++++ Extracted material

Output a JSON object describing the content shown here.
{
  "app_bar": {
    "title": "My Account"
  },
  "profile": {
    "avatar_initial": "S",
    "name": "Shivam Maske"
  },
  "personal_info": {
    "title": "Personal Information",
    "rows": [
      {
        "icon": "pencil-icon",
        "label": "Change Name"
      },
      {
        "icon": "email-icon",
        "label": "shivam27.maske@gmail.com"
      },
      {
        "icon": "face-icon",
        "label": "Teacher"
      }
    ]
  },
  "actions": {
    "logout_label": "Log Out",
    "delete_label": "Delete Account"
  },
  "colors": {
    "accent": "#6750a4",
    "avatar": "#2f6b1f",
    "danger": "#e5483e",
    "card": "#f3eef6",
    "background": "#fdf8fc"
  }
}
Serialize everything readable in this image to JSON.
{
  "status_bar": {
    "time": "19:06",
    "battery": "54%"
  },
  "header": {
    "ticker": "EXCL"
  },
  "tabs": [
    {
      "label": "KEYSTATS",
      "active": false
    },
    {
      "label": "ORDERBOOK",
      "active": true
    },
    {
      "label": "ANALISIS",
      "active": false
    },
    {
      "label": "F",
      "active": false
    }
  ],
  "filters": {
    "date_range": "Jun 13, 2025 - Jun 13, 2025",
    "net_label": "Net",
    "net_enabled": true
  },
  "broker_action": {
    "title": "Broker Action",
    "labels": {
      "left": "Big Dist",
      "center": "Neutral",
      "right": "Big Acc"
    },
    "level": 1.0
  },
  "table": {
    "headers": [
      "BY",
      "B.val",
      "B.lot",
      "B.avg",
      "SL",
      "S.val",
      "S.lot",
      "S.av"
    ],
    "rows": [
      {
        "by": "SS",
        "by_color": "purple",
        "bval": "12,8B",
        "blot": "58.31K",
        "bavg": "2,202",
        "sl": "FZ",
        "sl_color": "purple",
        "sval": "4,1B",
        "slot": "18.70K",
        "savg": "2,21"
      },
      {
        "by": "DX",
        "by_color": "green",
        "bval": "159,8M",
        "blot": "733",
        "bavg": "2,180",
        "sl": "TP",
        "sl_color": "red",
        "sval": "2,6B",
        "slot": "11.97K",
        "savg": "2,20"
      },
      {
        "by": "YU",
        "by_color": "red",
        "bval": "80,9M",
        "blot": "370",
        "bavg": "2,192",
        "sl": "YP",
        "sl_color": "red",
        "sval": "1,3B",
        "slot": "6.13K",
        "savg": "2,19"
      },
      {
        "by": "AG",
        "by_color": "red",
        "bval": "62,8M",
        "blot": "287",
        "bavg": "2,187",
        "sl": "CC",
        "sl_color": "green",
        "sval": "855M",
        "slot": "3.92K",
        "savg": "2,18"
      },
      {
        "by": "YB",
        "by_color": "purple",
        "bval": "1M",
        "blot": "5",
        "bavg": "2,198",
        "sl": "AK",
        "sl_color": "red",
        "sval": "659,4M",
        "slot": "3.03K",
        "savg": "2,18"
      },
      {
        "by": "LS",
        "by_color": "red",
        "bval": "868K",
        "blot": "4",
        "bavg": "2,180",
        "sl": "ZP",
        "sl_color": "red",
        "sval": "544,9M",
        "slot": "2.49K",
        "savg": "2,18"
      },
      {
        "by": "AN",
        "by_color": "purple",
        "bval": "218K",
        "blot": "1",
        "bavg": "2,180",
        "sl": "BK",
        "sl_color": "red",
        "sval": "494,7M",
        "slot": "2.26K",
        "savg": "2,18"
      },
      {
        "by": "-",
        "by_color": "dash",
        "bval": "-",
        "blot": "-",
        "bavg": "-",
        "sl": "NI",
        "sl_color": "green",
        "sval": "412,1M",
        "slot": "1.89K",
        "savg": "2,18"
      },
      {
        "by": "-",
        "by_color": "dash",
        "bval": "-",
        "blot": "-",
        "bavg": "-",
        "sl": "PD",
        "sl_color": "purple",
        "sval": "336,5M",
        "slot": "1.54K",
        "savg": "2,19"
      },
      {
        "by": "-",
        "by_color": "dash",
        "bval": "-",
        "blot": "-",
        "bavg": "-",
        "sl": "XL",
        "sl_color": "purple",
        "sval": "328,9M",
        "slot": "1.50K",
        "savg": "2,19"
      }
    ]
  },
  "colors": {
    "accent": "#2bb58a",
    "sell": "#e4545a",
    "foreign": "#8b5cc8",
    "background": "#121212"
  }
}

++++++++

Work to be completed -
Write the data back out verbatim.

Exercise response -
Output a JSON object describing the content shown here.
{
  "app_bar": {
    "title": "My Account"
  },
  "profile": {
    "avatar_initial": "S",
    "name": "Shivam Maske"
  },
  "personal_info": {
    "title": "Personal Information",
    "rows": [
      {
        "icon": "pencil-icon",
        "label": "Change Name"
      },
      {
        "icon": "email-icon",
        "label": "shivam27.maske@gmail.com"
      },
      {
        "icon": "face-icon",
        "label": "Teacher"
      }
    ]
  },
  "actions": {
    "logout_label": "Log Out",
    "delete_label": "Delete Account"
  },
  "colors": {
    "accent": "#6750a4",
    "avatar": "#2f6b1f",
    "danger": "#e5483e",
    "card": "#f3eef6",
    "background": "#fdf8fc"
  }
}
Serialize everything readable in this image to JSON.
{
  "status_bar": {
    "time": "19:06",
    "battery": "54%"
  },
  "header": {
    "ticker": "EXCL"
  },
  "tabs": [
    {
      "label": "KEYSTATS",
      "active": false
    },
    {
      "label": "ORDERBOOK",
      "active": true
    },
    {
      "label": "ANALISIS",
      "active": false
    },
    {
      "label": "F",
      "active": false
    }
  ],
  "filters": {
    "date_range": "Jun 13, 2025 - Jun 13, 2025",
    "net_label": "Net",
    "net_enabled": true
  },
  "broker_action": {
    "title": "Broker Action",
    "labels": {
      "left": "Big Dist",
      "center": "Neutral",
      "right": "Big Acc"
    },
    "level": 1.0
  },
  "table": {
    "headers": [
      "BY",
      "B.val",
      "B.lot",
      "B.avg",
      "SL",
      "S.val",
      "S.lot",
      "S.av"
    ],
    "rows": [
      {
        "by": "SS",
        "by_color": "purple",
        "bval": "12,8B",
        "blot": "58.31K",
        "bavg": "2,202",
        "sl": "FZ",
        "sl_color": "purple",
        "sval": "4,1B",
        "slot": "18.70K",
        "savg": "2,21"
      },
      {
        "by": "DX",
        "by_color": "green",
        "bval": "159,8M",
        "blot": "733",
        "bavg": "2,180",
        "sl": "TP",
        "sl_color": "red",
        "sval": "2,6B",
        "slot": "11.97K",
        "savg": "2,20"
      },
      {
        "by": "YU",
        "by_color": "red",
        "bval": "80,9M",
        "blot": "370",
        "bavg": "2,192",
        "sl": "YP",
        "sl_color": "red",
        "sval": "1,3B",
        "slot": "6.13K",
        "savg": "2,19"
      },
      {
        "by": "AG",
        "by_color": "red",
        "bval": "62,8M",
        "blot": "287",
        "bavg": "2,187",
        "sl": "CC",
        "sl_color": "green",
        "sval": "855M",
        "slot": "3.92K",
        "savg": "2,18"
      },
      {
        "by": "YB",
        "by_color": "purple",
        "bval": "1M",
        "blot": "5",
        "bavg": "2,198",
        "sl": "AK",
        "sl_color": "red",
        "sval": "659,4M",
        "slot": "3.03K",
        "savg": "2,18"
      },
      {
        "by": "LS",
        "by_color": "red",
        "bval": "868K",
        "blot": "4",
        "bavg": "2,180",
        "sl": "ZP",
        "sl_color": "red",
        "sval": "544,9M",
        "slot": "2.49K",
        "savg": "2,18"
      },
      {
        "by": "AN",
        "by_color": "purple",
        "bval": "218K",
        "blot": "1",
        "bavg": "2,180",
        "sl": "BK",
        "sl_color": "red",
        "sval": "494,7M",
        "slot": "2.26K",
        "savg": "2,18"
      },
      {
        "by": "-",
        "by_color": "dash",
        "bval": "-",
        "blot": "-",
        "bavg": "-",
        "sl": "NI",
        "sl_color": "green",
        "sval": "412,1M",
        "slot": "1.89K",
        "savg": "2,18"
      },
      {
        "by": "-",
        "by_color": "dash",
        "bval": "-",
        "blot": "-",
        "bavg": "-",
        "sl": "PD",
        "sl_color": "purple",
        "sval": "336,5M",
        "slot": "1.54K",
        "savg": "2,19"
      },
      {
        "by": "-",
        "by_color": "dash",
        "bval": "-",
        "blot": "-",
        "bavg": "-",
        "sl": "XL",
        "sl_color": "purple",
        "sval": "328,9M",
        "slot": "1.50K",
        "savg": "2,19"
      }
    ]
  },
  "colors": {
    "accent": "#2bb58a",
    "sell": "#e4545a",
    "foreign": "#8b5cc8",
    "background": "#121212"
  }
}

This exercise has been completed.